▶ What you will do:
Copy out each line that has "Connect" in it.

▶ Dataset rows:
-- START --
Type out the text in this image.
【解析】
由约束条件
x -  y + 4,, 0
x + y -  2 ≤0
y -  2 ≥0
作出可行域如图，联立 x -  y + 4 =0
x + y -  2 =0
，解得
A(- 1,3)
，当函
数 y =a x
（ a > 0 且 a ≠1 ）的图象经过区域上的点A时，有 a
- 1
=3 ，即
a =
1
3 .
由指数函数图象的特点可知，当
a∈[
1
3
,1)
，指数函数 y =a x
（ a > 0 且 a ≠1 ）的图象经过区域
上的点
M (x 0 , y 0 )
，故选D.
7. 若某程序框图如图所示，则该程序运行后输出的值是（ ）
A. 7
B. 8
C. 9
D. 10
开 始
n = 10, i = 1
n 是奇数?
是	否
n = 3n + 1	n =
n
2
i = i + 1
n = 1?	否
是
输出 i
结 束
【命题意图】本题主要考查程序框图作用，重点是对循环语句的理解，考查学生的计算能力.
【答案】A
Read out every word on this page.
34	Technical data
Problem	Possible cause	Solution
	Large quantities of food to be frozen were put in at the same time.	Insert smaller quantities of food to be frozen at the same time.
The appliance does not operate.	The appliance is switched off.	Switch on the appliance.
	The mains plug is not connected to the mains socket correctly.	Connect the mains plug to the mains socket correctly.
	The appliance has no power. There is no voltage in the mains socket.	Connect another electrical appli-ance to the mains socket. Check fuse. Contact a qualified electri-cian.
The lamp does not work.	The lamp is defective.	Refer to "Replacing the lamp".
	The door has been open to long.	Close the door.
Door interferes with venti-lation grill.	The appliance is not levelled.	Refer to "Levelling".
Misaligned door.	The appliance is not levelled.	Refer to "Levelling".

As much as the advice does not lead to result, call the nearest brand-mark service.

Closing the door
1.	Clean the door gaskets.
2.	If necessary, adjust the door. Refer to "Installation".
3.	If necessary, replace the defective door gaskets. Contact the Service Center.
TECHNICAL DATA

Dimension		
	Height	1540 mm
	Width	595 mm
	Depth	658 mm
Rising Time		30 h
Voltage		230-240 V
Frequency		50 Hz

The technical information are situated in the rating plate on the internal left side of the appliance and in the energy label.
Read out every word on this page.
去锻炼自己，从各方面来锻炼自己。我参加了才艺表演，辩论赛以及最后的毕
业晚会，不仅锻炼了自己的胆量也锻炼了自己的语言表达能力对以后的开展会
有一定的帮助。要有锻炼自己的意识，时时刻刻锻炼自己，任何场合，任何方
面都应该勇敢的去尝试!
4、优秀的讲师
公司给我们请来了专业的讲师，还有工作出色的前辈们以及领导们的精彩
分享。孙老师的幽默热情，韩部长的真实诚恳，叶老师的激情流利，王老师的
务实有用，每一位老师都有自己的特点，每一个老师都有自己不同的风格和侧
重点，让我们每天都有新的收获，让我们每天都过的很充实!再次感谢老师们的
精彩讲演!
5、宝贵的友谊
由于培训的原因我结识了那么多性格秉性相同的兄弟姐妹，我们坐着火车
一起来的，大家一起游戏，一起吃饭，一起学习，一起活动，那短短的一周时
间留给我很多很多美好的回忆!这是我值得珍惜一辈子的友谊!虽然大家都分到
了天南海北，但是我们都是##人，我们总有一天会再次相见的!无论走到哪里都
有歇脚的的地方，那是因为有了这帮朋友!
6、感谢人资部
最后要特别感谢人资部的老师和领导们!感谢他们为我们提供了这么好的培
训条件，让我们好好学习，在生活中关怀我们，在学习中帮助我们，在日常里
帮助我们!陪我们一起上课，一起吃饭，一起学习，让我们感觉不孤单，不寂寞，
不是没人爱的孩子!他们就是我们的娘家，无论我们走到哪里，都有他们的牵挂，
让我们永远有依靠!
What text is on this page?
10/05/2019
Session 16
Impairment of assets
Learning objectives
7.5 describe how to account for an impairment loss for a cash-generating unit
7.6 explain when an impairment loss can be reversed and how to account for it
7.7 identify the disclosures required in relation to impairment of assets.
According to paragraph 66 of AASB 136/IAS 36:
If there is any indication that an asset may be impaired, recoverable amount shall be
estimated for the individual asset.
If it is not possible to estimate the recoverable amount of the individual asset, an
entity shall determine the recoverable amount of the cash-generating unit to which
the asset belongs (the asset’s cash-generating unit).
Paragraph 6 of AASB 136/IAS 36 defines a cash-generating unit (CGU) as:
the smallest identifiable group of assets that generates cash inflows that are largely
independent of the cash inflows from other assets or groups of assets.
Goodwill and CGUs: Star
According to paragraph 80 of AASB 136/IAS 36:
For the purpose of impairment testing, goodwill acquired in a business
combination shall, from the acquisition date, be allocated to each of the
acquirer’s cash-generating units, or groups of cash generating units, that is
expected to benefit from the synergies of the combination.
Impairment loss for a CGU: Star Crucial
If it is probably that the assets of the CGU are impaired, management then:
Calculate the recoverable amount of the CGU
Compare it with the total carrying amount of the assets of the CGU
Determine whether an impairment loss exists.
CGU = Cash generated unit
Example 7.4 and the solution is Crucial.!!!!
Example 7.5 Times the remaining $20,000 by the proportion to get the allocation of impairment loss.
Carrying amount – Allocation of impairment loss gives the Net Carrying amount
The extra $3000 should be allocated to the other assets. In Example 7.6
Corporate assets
-- END --
▶ Exercise answer:
	The mains plug is not connected to the mains socket correctly.	Connect the mains plug to the mains socket correctly.
	The appliance has no power. There is no voltage in the mains socket.	Connect another electrical appli-ance to the mains socket. Check fuse. Contact a qualified electri-cian.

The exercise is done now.